**Directive:** Copy each line in the data that includes the word "title".

**Records from a collection of figures:**
========================

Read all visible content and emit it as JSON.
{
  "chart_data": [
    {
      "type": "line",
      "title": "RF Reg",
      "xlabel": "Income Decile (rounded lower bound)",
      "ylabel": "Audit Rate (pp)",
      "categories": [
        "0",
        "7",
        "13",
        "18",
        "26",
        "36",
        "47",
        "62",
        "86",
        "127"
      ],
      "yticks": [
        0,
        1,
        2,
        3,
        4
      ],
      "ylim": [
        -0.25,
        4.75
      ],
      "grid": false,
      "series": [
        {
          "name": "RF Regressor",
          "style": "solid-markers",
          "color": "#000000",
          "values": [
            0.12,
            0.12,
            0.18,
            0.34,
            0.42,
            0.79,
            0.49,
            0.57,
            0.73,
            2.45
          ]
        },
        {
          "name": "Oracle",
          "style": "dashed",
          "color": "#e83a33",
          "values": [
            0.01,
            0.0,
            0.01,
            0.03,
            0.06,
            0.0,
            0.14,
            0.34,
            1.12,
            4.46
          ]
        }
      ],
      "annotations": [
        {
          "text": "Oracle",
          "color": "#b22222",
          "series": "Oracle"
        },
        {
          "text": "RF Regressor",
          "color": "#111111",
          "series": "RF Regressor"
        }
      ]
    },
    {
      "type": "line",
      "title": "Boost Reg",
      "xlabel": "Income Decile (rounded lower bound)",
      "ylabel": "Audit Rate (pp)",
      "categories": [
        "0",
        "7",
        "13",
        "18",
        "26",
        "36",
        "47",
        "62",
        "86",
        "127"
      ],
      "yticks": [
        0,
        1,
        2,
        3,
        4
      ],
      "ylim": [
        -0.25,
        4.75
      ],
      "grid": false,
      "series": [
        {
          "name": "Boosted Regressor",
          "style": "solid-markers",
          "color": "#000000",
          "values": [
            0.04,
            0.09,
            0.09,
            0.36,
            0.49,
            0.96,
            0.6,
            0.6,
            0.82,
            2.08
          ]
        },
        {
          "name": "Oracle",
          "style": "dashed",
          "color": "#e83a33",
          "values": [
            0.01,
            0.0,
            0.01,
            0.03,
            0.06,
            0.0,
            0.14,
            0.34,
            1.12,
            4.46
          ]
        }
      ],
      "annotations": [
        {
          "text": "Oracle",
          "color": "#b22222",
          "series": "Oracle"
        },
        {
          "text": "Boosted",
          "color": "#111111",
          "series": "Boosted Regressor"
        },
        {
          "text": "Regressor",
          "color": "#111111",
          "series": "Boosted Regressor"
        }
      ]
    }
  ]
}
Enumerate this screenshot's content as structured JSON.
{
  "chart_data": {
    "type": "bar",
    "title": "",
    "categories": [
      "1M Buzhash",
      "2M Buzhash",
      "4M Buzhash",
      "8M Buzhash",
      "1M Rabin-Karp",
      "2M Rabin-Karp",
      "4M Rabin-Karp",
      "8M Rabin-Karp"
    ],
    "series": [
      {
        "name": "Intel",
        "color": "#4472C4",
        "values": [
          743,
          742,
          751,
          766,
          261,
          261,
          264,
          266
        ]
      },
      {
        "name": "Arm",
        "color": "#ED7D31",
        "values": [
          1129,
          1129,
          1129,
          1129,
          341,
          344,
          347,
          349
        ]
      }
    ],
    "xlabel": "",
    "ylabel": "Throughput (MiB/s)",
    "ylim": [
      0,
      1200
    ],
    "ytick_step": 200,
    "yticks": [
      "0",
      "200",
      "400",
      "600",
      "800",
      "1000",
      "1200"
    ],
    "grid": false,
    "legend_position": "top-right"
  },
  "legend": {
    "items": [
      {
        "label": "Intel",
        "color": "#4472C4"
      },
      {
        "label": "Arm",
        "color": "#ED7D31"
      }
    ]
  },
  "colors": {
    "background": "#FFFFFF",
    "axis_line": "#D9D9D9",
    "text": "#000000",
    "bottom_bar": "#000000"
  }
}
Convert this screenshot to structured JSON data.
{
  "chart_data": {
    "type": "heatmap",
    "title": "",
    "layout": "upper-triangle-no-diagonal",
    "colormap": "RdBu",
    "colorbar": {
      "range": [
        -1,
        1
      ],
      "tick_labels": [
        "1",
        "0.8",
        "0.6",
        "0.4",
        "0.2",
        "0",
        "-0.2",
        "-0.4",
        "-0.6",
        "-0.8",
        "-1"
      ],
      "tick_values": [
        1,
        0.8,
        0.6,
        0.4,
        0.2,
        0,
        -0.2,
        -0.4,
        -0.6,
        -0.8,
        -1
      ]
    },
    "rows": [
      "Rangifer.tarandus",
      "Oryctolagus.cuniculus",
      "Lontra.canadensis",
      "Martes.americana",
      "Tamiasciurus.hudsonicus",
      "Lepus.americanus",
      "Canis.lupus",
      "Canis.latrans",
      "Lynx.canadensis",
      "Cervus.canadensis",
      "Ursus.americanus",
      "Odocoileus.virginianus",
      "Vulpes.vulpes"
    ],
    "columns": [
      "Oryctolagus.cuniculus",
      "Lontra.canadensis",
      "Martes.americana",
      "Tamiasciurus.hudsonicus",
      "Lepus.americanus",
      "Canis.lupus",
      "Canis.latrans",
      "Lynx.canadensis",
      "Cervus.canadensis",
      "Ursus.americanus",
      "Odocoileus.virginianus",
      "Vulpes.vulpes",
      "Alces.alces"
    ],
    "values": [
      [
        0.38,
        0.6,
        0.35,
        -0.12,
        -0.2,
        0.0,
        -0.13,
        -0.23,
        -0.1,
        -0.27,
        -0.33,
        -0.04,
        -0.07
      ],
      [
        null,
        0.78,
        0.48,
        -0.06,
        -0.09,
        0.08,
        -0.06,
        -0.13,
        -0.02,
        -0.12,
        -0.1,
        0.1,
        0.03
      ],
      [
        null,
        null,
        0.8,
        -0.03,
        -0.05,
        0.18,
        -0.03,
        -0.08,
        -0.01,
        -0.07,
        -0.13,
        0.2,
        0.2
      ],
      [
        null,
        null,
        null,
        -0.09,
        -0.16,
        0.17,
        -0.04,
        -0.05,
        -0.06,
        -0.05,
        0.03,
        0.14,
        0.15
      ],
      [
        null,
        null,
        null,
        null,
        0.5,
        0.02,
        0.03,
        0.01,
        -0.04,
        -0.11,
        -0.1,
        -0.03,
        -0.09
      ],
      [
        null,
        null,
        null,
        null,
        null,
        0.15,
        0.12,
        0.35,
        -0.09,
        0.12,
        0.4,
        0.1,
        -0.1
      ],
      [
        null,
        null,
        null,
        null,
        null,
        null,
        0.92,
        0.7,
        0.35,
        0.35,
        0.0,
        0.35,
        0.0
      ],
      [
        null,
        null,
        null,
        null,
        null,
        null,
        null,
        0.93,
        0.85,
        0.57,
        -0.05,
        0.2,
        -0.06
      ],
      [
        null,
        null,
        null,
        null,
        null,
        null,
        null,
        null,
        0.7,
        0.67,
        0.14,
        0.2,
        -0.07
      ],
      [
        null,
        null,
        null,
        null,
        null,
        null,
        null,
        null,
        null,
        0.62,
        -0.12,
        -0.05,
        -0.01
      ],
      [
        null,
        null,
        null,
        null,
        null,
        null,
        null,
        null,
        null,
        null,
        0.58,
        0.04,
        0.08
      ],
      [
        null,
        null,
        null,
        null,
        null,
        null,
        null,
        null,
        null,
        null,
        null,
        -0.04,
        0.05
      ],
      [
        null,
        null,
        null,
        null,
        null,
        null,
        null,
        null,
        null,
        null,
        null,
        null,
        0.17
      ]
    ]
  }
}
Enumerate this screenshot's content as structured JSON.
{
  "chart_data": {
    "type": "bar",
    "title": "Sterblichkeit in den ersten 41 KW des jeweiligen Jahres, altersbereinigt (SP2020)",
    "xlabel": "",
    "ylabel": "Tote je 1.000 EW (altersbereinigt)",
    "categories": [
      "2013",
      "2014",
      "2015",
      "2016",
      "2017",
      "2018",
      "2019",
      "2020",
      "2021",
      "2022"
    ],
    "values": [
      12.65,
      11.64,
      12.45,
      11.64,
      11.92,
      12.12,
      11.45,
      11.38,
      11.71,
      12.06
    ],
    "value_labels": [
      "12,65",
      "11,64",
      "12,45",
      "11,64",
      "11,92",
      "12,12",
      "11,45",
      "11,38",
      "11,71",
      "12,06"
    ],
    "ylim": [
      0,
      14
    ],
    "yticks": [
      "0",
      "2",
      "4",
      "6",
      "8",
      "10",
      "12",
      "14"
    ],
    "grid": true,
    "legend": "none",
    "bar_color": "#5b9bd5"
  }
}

========================

**Reply:**
      "title": "RF Reg",
      "title": "Boost Reg",
    "title": "",
    "title": "",
    "title": "Sterblichkeit in den ersten 41 KW des jeweiligen Jahres, altersbereinigt (SP2020)",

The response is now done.